Can all of these lines be returned exactly?
— Start EXERCISE MATERIAL —
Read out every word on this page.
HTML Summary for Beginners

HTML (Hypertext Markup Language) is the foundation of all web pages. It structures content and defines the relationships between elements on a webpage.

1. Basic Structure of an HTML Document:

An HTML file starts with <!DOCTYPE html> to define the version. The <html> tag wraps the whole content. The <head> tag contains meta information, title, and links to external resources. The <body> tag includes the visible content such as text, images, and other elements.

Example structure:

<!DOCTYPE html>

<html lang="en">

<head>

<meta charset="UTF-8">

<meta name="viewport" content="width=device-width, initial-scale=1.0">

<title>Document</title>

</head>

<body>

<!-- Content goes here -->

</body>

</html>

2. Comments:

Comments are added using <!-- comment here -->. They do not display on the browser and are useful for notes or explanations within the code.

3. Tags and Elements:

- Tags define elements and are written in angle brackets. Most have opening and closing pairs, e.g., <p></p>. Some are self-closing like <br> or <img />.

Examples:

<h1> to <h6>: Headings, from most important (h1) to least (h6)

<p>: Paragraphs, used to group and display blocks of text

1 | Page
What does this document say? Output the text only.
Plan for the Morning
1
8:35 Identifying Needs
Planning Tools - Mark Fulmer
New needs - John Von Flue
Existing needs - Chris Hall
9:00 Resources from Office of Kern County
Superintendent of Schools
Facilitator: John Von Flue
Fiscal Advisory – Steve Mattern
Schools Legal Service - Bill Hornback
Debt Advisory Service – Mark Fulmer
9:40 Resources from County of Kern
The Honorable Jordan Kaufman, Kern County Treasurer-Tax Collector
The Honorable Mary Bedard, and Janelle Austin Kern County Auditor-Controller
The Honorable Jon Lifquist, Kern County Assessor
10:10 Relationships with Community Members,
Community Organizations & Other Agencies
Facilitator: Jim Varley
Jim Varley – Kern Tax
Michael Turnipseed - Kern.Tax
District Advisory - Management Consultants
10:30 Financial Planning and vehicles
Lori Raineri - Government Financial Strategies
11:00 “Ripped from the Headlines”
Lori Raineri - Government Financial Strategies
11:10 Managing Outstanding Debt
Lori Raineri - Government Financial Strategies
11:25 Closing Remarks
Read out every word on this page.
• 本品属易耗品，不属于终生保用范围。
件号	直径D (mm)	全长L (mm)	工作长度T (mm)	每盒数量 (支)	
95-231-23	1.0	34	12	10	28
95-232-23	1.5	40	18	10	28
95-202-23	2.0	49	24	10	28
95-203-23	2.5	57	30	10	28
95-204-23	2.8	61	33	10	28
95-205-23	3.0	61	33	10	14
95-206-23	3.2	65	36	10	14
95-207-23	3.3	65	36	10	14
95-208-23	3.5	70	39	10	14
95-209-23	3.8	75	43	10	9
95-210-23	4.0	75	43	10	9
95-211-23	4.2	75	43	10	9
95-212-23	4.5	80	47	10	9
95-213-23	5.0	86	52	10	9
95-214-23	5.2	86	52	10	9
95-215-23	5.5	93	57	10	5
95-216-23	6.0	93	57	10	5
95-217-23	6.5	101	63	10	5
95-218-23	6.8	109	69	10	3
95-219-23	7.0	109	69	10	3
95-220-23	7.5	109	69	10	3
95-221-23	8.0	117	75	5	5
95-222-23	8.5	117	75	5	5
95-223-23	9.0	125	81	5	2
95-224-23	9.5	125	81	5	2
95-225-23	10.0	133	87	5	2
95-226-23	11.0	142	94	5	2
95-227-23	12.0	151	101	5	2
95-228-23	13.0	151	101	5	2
— End EXERCISE MATERIAL —
**RESPONSE TO THIS TASK**:
Read out every word on this page.
HTML Summary for Beginners

HTML (Hypertext Markup Language) is the foundation of all web pages. It structures content and defines the relationships between elements on a webpage.

1. Basic Structure of an HTML Document:

An HTML file starts with <!DOCTYPE html> to define the version. The <html> tag wraps the whole content. The <head> tag contains meta information, title, and links to external resources. The <body> tag includes the visible content such as text, images, and other elements.

Example structure:

<!DOCTYPE html>

<html lang="en">

<head>

<meta charset="UTF-8">

<meta name="viewport" content="width=device-width, initial-scale=1.0">

<title>Document</title>

</head>

<body>

<!-- Content goes here -->

</body>

</html>

2. Comments:

Comments are added using <!-- comment here -->. They do not display on the browser and are useful for notes or explanations within the code.

3. Tags and Elements:

- Tags define elements and are written in angle brackets. Most have opening and closing pairs, e.g., <p></p>. Some are self-closing like <br> or <img />.

Examples:

<h1> to <h6>: Headings, from most important (h1) to least (h6)

<p>: Paragraphs, used to group and display blocks of text

1 | Page
What does this document say? Output the text only.
Plan for the Morning
1
8:35 Identifying Needs
Planning Tools - Mark Fulmer
New needs - John Von Flue
Existing needs - Chris Hall
9:00 Resources from Office of Kern County
Superintendent of Schools
Facilitator: John Von Flue
Fiscal Advisory – Steve Mattern
Schools Legal Service - Bill Hornback
Debt Advisory Service – Mark Fulmer
9:40 Resources from County of Kern
The Honorable Jordan Kaufman, Kern County Treasurer-Tax Collector
The Honorable Mary Bedard, and Janelle Austin Kern County Auditor-Controller
The Honorable Jon Lifquist, Kern County Assessor
10:10 Relationships with Community Members,
Community Organizations & Other Agencies
Facilitator: Jim Varley
Jim Varley – Kern Tax
Michael Turnipseed - Kern.Tax
District Advisory - Management Consultants
10:30 Financial Planning and vehicles
Lori Raineri - Government Financial Strategies
11:00 “Ripped from the Headlines”
Lori Raineri - Government Financial Strategies
11:10 Managing Outstanding Debt
Lori Raineri - Government Financial Strategies
11:25 Closing Remarks
Read out every word on this page.
• 本品属易耗品，不属于终生保用范围。
件号	直径D (mm)	全长L (mm)	工作长度T (mm)	每盒数量 (支)	
95-231-23	1.0	34	12	10	28
95-232-23	1.5	40	18	10	28
95-202-23	2.0	49	24	10	28
95-203-23	2.5	57	30	10	28
95-204-23	2.8	61	33	10	28
95-205-23	3.0	61	33	10	14
95-206-23	3.2	65	36	10	14
95-207-23	3.3	65	36	10	14
95-208-23	3.5	70	39	10	14
95-209-23	3.8	75	43	10	9
95-210-23	4.0	75	43	10	9
95-211-23	4.2	75	43	10	9
95-212-23	4.5	80	47	10	9
95-213-23	5.0	86	52	10	9
95-214-23	5.2	86	52	10	9
95-215-23	5.5	93	57	10	5
95-216-23	6.0	93	57	10	5
95-217-23	6.5	101	63	10	5
95-218-23	6.8	109	69	10	3
95-219-23	7.0	109	69	10	3
95-220-23	7.5	109	69	10	3
95-221-23	8.0	117	75	5	5
95-222-23	8.5	117	75	5	5
95-223-23	9.0	125	81	5	2
95-224-23	9.5	125	81	5	2
95-225-23	10.0	133	87	5	2
95-226-23	11.0	142	94	5	2
95-227-23	12.0	151	101	5	2
95-228-23	13.0	151	101	5	2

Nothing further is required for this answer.